**TASK BRIEF**
Show each line of the data below that has the string "season" in it.

┌────────

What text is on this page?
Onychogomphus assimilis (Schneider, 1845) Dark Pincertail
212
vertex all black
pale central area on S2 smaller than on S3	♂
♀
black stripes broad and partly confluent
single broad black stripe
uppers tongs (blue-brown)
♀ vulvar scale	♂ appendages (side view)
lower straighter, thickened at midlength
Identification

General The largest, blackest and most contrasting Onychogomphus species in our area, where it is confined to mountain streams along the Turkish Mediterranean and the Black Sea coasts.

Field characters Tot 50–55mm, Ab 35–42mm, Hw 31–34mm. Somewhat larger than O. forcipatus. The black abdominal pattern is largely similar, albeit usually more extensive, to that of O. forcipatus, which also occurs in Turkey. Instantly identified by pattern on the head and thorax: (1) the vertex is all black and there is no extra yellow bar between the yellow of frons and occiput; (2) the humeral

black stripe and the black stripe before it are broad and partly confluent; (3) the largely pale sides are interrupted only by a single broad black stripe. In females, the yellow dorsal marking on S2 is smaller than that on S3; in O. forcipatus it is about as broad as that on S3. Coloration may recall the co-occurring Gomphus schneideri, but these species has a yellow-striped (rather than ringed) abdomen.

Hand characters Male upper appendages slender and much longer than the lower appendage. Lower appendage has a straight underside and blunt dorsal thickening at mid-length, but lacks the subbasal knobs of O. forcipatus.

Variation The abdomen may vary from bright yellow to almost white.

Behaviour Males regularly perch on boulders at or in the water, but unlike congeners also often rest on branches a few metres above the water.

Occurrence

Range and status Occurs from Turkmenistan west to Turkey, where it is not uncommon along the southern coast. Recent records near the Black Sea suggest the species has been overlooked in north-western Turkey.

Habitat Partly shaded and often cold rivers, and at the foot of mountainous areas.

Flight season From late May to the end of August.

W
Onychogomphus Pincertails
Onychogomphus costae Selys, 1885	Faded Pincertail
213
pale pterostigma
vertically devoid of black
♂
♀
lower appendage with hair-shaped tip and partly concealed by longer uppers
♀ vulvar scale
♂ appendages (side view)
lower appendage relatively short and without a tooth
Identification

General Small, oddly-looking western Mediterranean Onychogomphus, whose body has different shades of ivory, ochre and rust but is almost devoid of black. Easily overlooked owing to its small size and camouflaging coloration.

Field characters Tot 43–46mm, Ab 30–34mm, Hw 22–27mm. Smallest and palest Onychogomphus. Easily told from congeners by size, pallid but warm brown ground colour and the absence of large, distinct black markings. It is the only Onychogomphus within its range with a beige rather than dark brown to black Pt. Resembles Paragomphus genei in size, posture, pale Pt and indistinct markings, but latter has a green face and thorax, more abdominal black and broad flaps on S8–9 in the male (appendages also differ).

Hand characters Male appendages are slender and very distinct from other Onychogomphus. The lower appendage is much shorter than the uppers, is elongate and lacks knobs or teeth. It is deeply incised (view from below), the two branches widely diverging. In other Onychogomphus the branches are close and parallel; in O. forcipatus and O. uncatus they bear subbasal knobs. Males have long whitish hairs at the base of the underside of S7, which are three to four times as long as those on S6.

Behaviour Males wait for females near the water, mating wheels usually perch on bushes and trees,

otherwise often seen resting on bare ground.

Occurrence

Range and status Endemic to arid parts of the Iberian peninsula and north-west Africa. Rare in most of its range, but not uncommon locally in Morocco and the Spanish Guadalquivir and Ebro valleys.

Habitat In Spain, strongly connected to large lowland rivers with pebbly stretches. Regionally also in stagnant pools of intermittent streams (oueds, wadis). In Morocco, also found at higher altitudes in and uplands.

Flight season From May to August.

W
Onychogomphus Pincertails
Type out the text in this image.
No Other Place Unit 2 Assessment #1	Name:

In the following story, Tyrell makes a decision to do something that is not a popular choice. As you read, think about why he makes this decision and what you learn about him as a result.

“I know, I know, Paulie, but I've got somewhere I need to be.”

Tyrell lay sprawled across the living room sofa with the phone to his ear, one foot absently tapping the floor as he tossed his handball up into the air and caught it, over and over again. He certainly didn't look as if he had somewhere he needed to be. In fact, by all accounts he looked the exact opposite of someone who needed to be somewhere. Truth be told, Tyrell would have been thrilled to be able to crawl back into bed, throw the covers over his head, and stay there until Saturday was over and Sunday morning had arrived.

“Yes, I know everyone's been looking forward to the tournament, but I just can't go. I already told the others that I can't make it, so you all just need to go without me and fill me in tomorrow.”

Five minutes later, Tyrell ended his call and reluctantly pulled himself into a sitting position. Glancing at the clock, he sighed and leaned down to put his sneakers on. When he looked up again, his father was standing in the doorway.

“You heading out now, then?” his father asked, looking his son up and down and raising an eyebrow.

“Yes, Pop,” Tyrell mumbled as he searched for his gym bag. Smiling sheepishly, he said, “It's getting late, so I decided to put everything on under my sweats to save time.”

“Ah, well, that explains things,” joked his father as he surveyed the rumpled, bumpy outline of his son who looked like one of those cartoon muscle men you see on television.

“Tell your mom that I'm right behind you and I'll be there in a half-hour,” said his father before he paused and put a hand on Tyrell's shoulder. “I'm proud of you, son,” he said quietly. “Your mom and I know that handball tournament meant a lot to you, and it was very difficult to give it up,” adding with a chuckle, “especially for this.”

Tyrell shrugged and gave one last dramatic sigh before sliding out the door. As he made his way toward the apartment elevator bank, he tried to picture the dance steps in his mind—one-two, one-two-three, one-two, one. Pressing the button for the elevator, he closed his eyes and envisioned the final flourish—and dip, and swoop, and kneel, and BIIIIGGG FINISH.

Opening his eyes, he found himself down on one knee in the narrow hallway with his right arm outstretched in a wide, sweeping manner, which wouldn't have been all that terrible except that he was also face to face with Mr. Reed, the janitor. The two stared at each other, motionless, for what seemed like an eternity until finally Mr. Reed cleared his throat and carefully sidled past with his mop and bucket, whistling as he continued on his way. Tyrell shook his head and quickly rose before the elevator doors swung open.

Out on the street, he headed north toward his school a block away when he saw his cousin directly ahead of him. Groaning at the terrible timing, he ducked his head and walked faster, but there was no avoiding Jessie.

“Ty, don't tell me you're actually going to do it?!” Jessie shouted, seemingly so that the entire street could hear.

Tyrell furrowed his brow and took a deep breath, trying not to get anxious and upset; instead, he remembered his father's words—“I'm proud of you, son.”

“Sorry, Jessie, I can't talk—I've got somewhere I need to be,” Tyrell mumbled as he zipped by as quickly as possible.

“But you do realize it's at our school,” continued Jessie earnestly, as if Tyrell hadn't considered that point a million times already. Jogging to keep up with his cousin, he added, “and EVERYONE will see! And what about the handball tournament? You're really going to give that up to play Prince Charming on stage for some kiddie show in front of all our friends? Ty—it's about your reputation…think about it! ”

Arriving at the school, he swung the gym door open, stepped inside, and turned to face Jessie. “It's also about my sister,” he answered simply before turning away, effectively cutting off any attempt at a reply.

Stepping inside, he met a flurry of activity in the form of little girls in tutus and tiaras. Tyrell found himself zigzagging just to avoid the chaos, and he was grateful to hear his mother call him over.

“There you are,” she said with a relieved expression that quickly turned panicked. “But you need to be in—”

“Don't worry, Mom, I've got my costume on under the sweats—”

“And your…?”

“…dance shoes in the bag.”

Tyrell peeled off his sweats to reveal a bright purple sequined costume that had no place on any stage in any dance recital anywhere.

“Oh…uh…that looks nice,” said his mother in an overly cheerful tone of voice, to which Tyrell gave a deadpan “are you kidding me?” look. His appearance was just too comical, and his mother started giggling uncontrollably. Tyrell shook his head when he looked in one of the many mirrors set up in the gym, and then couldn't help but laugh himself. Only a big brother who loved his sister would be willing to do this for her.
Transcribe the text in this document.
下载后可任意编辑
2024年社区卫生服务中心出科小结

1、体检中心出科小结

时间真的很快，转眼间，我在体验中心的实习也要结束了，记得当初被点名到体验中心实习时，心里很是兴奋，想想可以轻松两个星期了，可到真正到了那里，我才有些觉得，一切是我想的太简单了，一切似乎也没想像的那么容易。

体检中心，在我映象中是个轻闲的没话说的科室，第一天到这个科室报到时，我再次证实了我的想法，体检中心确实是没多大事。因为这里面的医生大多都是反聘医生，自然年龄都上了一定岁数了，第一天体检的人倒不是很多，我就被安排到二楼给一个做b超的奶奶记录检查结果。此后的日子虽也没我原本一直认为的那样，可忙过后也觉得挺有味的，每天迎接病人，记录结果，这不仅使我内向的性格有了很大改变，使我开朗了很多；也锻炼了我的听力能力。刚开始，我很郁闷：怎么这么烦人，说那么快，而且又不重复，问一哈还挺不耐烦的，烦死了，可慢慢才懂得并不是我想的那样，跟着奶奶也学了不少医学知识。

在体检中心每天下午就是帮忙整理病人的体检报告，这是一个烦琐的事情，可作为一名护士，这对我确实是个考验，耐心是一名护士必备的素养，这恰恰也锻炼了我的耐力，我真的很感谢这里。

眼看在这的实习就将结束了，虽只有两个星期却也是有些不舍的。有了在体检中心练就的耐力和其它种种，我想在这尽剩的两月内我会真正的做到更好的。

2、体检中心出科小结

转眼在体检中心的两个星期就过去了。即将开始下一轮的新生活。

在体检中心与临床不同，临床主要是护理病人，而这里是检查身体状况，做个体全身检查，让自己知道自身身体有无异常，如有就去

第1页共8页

└────────

**RESULT OF THIS TASK**
Flight season From late May to the end of August.
Flight season From May to August.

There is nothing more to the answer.